For the listing below, give the count of lines containing the string "Claims" and nothing else.

Data records:

▽

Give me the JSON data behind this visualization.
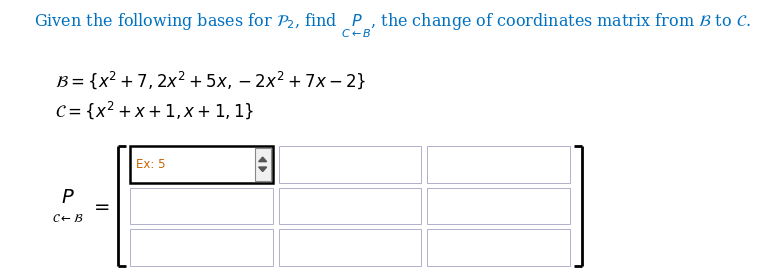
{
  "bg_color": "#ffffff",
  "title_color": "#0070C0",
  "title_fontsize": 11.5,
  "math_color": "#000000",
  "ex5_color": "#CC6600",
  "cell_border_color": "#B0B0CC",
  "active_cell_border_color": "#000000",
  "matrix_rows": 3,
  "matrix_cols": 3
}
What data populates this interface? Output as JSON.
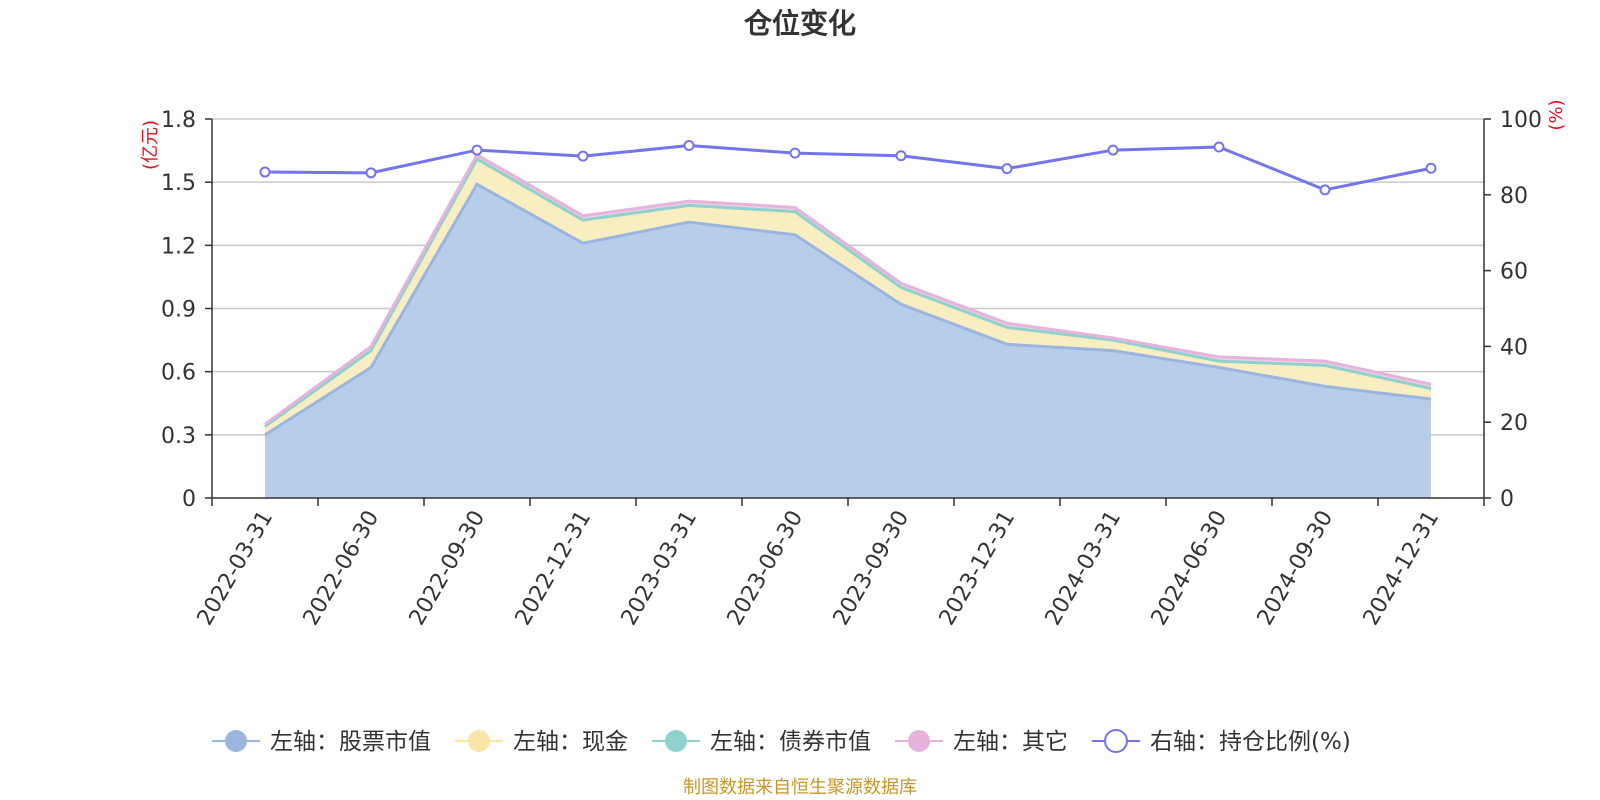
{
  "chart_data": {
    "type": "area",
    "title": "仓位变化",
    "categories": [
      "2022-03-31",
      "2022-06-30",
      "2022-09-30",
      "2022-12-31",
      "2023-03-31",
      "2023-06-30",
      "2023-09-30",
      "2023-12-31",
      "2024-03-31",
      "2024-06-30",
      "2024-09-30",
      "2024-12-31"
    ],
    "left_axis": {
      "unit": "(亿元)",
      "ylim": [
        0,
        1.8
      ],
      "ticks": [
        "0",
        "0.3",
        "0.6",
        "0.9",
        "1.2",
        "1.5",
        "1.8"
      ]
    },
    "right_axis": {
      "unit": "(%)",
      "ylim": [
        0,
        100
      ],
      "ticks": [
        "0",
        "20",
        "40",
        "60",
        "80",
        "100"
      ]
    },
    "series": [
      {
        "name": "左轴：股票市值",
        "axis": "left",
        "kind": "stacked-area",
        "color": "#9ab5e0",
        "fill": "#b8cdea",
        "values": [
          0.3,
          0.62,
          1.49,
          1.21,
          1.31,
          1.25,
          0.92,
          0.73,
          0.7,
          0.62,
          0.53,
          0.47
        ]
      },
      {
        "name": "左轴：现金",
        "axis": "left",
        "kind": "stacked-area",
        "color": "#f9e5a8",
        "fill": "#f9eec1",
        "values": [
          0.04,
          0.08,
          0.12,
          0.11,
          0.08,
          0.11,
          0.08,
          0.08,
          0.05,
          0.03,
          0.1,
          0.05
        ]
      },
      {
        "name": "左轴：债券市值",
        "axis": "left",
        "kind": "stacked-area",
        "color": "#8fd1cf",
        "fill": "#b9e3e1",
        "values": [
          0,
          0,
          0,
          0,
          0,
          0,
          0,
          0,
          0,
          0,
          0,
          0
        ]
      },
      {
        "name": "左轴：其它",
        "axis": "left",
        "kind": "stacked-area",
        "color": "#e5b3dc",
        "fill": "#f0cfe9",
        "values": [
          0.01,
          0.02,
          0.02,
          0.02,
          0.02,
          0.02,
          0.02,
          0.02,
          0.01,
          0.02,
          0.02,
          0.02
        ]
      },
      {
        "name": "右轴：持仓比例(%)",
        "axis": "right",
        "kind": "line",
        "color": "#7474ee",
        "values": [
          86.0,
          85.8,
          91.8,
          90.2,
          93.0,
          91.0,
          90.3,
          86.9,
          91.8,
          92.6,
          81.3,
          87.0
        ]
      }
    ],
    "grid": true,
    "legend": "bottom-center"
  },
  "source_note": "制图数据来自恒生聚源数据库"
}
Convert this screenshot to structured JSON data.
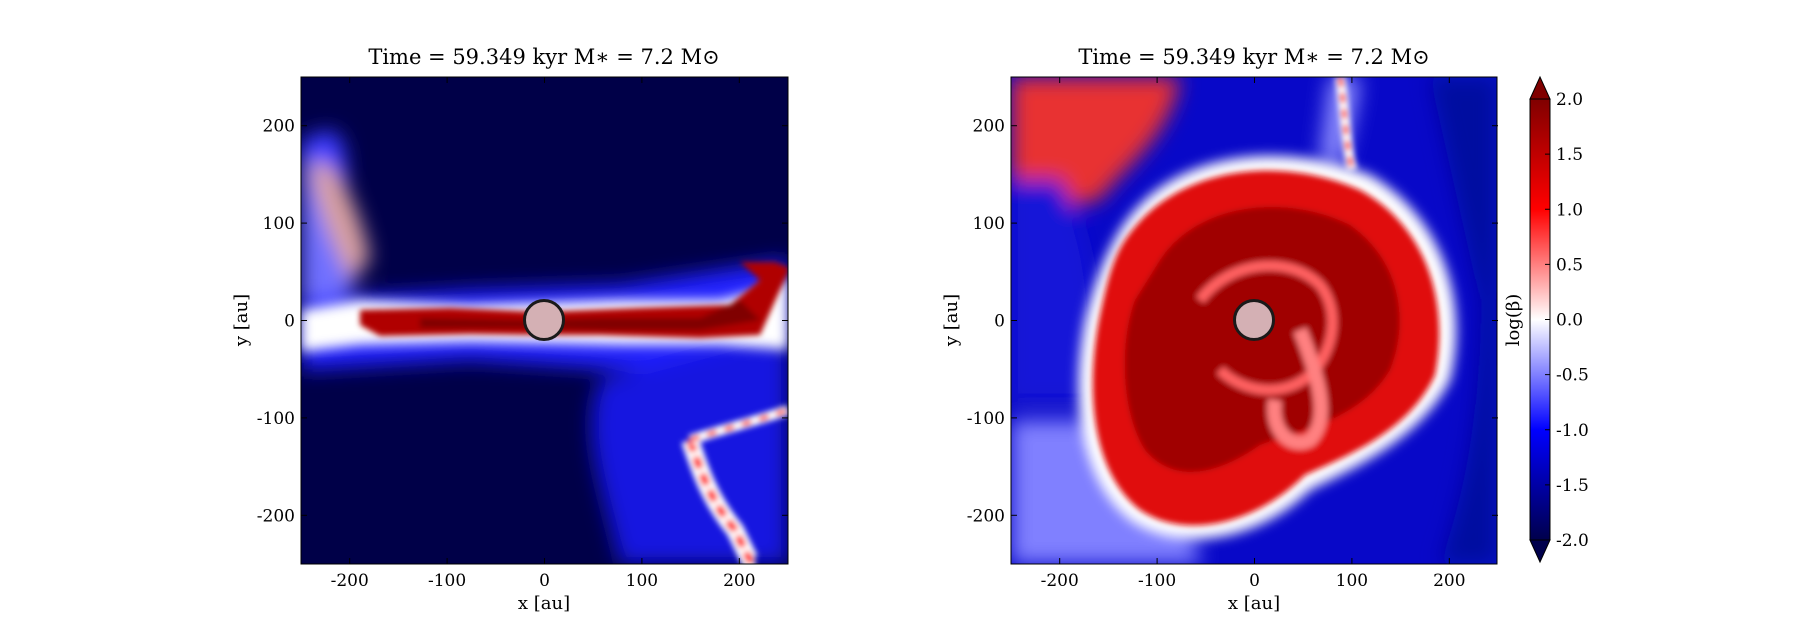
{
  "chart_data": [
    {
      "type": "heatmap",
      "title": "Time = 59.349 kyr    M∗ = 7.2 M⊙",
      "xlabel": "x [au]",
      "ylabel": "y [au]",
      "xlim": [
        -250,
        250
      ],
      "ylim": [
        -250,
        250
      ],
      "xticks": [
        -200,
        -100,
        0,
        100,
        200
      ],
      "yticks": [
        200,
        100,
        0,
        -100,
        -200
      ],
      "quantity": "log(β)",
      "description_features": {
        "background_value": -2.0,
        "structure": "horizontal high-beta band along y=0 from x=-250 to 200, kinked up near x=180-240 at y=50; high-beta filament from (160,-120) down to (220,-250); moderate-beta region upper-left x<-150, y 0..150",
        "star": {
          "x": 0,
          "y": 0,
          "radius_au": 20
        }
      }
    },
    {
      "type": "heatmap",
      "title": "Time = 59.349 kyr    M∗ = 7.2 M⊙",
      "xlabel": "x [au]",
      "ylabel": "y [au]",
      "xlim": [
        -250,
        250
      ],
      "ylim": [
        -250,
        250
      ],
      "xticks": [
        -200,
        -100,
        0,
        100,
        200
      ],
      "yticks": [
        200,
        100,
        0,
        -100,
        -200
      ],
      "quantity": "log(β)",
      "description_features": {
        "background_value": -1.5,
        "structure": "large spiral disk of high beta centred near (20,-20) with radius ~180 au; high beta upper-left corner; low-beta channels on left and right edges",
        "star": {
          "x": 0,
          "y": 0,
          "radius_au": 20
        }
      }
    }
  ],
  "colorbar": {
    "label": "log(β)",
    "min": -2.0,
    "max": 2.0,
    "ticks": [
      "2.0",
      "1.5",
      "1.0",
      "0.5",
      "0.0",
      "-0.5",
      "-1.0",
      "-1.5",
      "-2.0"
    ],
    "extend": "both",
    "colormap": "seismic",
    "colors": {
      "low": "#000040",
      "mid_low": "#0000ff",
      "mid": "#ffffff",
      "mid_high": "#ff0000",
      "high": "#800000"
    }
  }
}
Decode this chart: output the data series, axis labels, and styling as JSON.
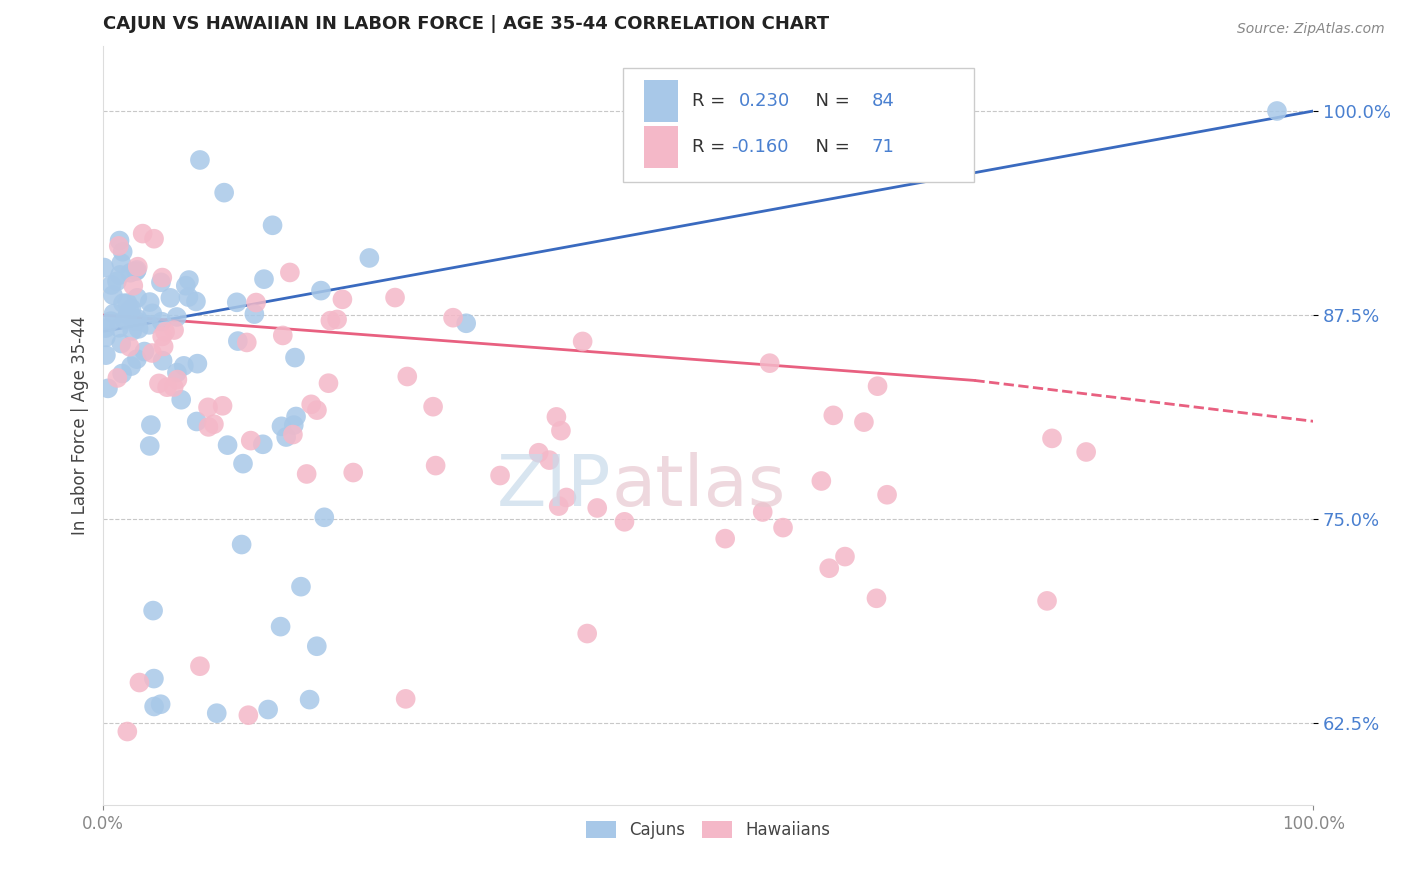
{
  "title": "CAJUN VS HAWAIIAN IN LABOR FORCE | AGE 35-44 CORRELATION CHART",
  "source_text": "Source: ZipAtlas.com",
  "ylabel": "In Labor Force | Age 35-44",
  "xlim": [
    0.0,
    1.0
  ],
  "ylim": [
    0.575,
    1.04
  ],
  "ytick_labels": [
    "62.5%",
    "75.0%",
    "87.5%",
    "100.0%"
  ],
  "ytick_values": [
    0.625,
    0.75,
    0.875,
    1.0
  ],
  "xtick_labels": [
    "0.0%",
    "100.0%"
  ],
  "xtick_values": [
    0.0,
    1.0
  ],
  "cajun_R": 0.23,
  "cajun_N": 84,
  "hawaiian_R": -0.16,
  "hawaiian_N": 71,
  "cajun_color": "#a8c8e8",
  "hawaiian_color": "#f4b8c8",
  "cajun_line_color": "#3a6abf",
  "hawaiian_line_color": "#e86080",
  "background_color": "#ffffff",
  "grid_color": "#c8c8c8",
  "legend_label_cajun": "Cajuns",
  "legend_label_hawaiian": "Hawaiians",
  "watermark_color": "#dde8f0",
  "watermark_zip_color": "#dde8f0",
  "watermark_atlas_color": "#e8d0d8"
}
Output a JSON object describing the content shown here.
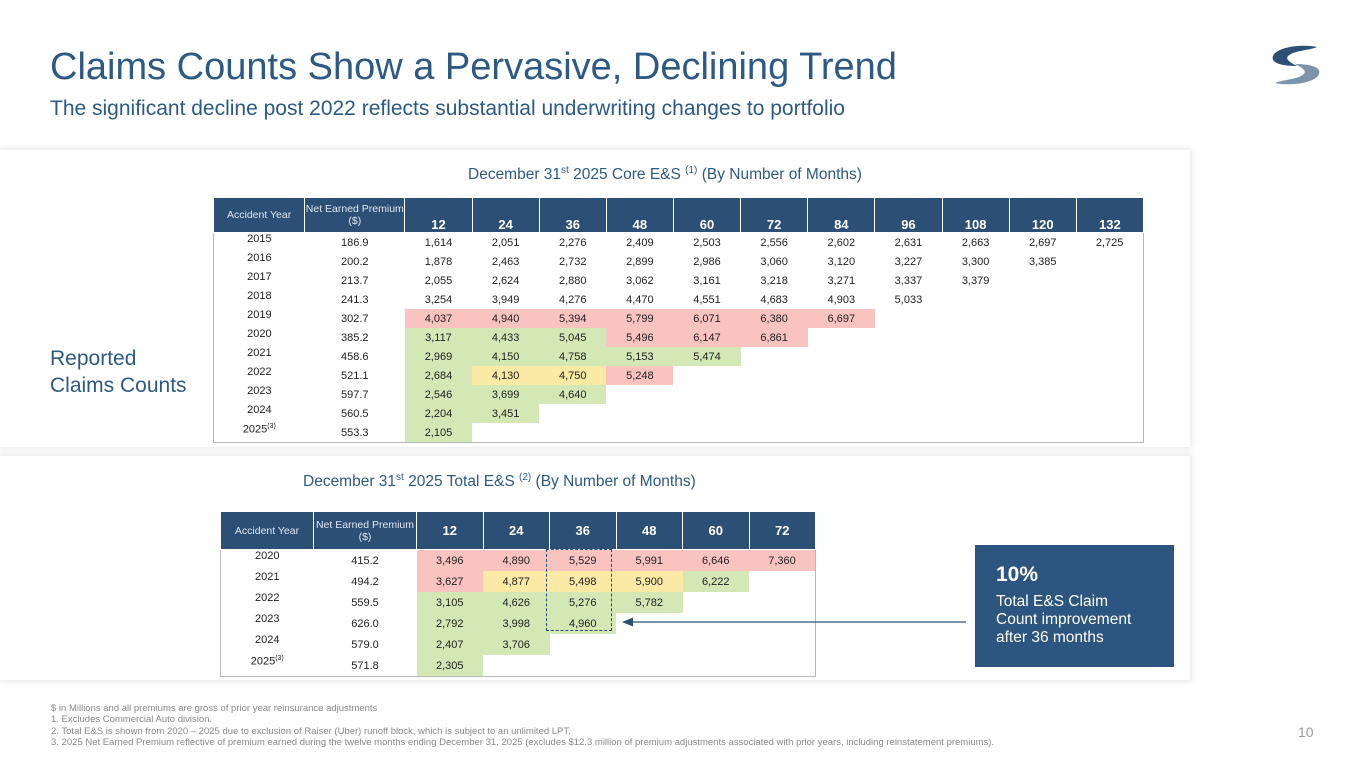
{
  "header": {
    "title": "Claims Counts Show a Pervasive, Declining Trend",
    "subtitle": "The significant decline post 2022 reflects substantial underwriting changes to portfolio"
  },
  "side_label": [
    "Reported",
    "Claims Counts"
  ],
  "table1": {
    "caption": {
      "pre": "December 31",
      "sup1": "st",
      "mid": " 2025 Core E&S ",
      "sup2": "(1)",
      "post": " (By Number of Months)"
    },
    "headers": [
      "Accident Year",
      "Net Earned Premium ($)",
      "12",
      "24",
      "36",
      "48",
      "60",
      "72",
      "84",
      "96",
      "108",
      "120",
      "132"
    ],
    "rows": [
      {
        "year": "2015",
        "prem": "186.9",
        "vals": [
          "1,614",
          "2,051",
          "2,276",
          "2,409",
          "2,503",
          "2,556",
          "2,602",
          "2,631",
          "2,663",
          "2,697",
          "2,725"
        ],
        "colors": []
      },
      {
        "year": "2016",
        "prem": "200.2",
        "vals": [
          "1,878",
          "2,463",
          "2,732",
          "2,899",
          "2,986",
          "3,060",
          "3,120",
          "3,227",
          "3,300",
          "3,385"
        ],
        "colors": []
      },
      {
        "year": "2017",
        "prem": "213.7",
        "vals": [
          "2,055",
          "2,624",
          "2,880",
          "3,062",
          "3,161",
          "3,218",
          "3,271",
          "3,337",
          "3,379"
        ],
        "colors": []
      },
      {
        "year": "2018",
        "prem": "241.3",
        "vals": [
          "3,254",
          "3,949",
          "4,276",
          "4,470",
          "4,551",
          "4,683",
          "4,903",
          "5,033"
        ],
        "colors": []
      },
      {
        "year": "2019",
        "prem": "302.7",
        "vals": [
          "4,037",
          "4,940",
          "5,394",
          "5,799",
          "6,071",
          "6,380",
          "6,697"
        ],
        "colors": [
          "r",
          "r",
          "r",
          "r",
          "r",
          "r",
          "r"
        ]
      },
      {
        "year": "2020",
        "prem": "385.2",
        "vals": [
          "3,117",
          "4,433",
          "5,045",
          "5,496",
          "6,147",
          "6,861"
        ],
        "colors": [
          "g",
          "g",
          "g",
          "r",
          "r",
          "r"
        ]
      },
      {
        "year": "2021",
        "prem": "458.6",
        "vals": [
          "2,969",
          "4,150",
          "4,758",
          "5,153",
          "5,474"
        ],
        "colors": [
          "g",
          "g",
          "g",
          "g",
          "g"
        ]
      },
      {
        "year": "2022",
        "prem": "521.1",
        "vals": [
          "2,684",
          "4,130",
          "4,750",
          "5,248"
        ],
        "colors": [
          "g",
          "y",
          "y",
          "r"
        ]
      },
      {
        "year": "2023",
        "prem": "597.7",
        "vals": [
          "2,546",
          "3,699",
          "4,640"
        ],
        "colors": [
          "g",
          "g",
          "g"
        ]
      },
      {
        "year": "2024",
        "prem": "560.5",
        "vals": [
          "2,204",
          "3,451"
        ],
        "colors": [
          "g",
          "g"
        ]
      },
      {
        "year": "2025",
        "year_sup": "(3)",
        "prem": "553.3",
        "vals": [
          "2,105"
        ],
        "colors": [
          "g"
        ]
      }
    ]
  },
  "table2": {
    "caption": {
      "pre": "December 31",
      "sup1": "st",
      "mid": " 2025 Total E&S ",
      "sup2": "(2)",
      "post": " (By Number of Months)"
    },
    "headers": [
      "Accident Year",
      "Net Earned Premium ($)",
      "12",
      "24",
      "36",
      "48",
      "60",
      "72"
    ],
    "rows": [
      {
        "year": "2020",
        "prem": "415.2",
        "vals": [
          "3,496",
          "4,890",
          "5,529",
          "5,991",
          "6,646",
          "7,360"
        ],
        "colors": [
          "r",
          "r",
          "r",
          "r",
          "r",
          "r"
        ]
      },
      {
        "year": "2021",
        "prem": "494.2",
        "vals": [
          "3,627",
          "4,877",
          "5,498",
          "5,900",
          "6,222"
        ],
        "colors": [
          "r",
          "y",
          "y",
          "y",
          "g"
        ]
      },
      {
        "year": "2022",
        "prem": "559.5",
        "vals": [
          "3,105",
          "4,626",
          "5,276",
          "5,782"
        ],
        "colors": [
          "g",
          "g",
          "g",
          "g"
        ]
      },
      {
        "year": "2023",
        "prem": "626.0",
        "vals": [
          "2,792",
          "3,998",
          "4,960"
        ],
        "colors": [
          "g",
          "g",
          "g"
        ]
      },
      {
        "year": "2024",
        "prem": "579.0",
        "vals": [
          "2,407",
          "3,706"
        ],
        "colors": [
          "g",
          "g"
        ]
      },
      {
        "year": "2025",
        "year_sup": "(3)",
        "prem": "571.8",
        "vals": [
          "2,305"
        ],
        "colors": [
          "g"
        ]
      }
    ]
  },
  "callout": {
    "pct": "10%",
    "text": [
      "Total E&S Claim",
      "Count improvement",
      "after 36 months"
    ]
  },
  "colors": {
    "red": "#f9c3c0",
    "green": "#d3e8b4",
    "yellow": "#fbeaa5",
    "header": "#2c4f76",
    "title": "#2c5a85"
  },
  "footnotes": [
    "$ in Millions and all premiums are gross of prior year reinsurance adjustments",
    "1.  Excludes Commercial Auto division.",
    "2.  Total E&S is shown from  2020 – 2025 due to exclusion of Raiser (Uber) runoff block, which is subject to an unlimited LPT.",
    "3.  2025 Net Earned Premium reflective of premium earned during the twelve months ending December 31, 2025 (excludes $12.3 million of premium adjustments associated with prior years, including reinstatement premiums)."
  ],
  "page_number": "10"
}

△

## The completed task
2